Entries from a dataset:
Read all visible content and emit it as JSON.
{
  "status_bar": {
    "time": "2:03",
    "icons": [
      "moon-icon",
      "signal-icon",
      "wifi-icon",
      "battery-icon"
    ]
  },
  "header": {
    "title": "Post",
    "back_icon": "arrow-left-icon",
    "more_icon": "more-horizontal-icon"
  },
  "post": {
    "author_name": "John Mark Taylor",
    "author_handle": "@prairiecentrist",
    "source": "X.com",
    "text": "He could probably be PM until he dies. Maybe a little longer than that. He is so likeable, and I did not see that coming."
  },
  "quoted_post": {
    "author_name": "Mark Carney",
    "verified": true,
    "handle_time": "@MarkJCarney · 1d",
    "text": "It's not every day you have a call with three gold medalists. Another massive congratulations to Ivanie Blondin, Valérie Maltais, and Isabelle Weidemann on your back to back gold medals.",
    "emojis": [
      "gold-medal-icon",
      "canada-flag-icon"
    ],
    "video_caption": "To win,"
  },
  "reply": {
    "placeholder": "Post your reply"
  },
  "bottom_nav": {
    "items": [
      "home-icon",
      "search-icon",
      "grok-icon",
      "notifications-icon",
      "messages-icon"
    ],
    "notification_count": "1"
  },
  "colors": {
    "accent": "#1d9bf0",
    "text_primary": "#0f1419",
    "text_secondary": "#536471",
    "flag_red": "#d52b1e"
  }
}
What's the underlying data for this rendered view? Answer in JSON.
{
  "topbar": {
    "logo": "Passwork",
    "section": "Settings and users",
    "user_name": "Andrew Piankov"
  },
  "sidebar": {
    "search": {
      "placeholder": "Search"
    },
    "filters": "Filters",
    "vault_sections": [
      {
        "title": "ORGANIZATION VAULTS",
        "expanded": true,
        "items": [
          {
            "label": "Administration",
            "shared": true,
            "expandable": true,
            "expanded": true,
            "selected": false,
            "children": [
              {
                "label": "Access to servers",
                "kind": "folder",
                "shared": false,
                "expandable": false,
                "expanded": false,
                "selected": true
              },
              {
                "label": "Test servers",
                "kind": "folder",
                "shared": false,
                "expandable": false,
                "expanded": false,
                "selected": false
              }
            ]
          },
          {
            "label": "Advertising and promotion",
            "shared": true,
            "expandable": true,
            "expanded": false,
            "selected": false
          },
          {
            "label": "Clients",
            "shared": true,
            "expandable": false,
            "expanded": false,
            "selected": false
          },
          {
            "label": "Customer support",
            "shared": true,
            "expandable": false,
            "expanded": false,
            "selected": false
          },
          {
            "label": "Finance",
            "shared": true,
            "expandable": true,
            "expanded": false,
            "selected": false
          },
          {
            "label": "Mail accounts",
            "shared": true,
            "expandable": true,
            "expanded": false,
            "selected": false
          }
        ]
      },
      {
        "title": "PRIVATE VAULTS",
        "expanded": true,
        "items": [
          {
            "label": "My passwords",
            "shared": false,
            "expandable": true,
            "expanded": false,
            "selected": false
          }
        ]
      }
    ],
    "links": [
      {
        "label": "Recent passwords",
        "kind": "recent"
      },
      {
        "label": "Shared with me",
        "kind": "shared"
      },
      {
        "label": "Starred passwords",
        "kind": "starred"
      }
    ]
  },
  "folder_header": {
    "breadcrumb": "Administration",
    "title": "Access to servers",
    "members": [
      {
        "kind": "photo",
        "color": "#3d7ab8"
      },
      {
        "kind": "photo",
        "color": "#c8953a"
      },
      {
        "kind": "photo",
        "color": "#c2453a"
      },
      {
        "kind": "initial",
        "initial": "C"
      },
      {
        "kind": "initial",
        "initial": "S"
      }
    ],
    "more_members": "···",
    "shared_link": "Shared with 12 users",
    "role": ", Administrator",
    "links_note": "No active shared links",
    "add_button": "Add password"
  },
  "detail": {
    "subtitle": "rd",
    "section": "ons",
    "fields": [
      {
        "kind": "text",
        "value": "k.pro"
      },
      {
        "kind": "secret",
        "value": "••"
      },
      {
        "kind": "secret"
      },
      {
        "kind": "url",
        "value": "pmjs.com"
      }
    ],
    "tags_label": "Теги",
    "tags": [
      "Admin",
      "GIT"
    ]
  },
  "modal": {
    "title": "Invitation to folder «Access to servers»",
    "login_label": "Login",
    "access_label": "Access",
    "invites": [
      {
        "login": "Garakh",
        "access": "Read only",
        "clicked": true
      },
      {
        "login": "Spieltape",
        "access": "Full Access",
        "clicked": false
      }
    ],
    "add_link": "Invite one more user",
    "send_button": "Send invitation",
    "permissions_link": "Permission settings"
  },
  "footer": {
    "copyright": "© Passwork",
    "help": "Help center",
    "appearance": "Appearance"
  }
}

▶ [WHAT TO DO]
Without omitting anything, output the entries exactly.

▶ [TASK OUTPUT]
Read all visible content and emit it as JSON.
{
  "status_bar": {
    "time": "2:03",
    "icons": [
      "moon-icon",
      "signal-icon",
      "wifi-icon",
      "battery-icon"
    ]
  },
  "header": {
    "title": "Post",
    "back_icon": "arrow-left-icon",
    "more_icon": "more-horizontal-icon"
  },
  "post": {
    "author_name": "John Mark Taylor",
    "author_handle": "@prairiecentrist",
    "source": "X.com",
    "text": "He could probably be PM until he dies. Maybe a little longer than that. He is so likeable, and I did not see that coming."
  },
  "quoted_post": {
    "author_name": "Mark Carney",
    "verified": true,
    "handle_time": "@MarkJCarney · 1d",
    "text": "It's not every day you have a call with three gold medalists. Another massive congratulations to Ivanie Blondin, Valérie Maltais, and Isabelle Weidemann on your back to back gold medals.",
    "emojis": [
      "gold-medal-icon",
      "canada-flag-icon"
    ],
    "video_caption": "To win,"
  },
  "reply": {
    "placeholder": "Post your reply"
  },
  "bottom_nav": {
    "items": [
      "home-icon",
      "search-icon",
      "grok-icon",
      "notifications-icon",
      "messages-icon"
    ],
    "notification_count": "1"
  },
  "colors": {
    "accent": "#1d9bf0",
    "text_primary": "#0f1419",
    "text_secondary": "#536471",
    "flag_red": "#d52b1e"
  }
}
What's the underlying data for this rendered view? Answer in JSON.
{
  "topbar": {
    "logo": "Passwork",
    "section": "Settings and users",
    "user_name": "Andrew Piankov"
  },
  "sidebar": {
    "search": {
      "placeholder": "Search"
    },
    "filters": "Filters",
    "vault_sections": [
      {
        "title": "ORGANIZATION VAULTS",
        "expanded": true,
        "items": [
          {
            "label": "Administration",
            "shared": true,
            "expandable": true,
            "expanded": true,
            "selected": false,
            "children": [
              {
                "label": "Access to servers",
                "kind": "folder",
                "shared": false,
                "expandable": false,
                "expanded": false,
                "selected": true
              },
              {
                "label": "Test servers",
                "kind": "folder",
                "shared": false,
                "expandable": false,
                "expanded": false,
                "selected": false
              }
            ]
          },
          {
            "label": "Advertising and promotion",
            "shared": true,
            "expandable": true,
            "expanded": false,
            "selected": false
          },
          {
            "label": "Clients",
            "shared": true,
            "expandable": false,
            "expanded": false,
            "selected": false
          },
          {
            "label": "Customer support",
            "shared": true,
            "expandable": false,
            "expanded": false,
            "selected": false
          },
          {
            "label": "Finance",
            "shared": true,
            "expandable": true,
            "expanded": false,
            "selected": false
          },
          {
            "label": "Mail accounts",
            "shared": true,
            "expandable": true,
            "expanded": false,
            "selected": false
          }
        ]
      },
      {
        "title": "PRIVATE VAULTS",
        "expanded": true,
        "items": [
          {
            "label": "My passwords",
            "shared": false,
            "expandable": true,
            "expanded": false,
            "selected": false
          }
        ]
      }
    ],
    "links": [
      {
        "label": "Recent passwords",
        "kind": "recent"
      },
      {
        "label": "Shared with me",
        "kind": "shared"
      },
      {
        "label": "Starred passwords",
        "kind": "starred"
      }
    ]
  },
  "folder_header": {
    "breadcrumb": "Administration",
    "title": "Access to servers",
    "members": [
      {
        "kind": "photo",
        "color": "#3d7ab8"
      },
      {
        "kind": "photo",
        "color": "#c8953a"
      },
      {
        "kind": "photo",
        "color": "#c2453a"
      },
      {
        "kind": "initial",
        "initial": "C"
      },
      {
        "kind": "initial",
        "initial": "S"
      }
    ],
    "more_members": "···",
    "shared_link": "Shared with 12 users",
    "role": ", Administrator",
    "links_note": "No active shared links",
    "add_button": "Add password"
  },
  "detail": {
    "subtitle": "rd",
    "section": "ons",
    "fields": [
      {
        "kind": "text",
        "value": "k.pro"
      },
      {
        "kind": "secret",
        "value": "••"
      },
      {
        "kind": "secret"
      },
      {
        "kind": "url",
        "value": "pmjs.com"
      }
    ],
    "tags_label": "Теги",
    "tags": [
      "Admin",
      "GIT"
    ]
  },
  "modal": {
    "title": "Invitation to folder «Access to servers»",
    "login_label": "Login",
    "access_label": "Access",
    "invites": [
      {
        "login": "Garakh",
        "access": "Read only",
        "clicked": true
      },
      {
        "login": "Spieltape",
        "access": "Full Access",
        "clicked": false
      }
    ],
    "add_link": "Invite one more user",
    "send_button": "Send invitation",
    "permissions_link": "Permission settings"
  },
  "footer": {
    "copyright": "© Passwork",
    "help": "Help center",
    "appearance": "Appearance"
  }
}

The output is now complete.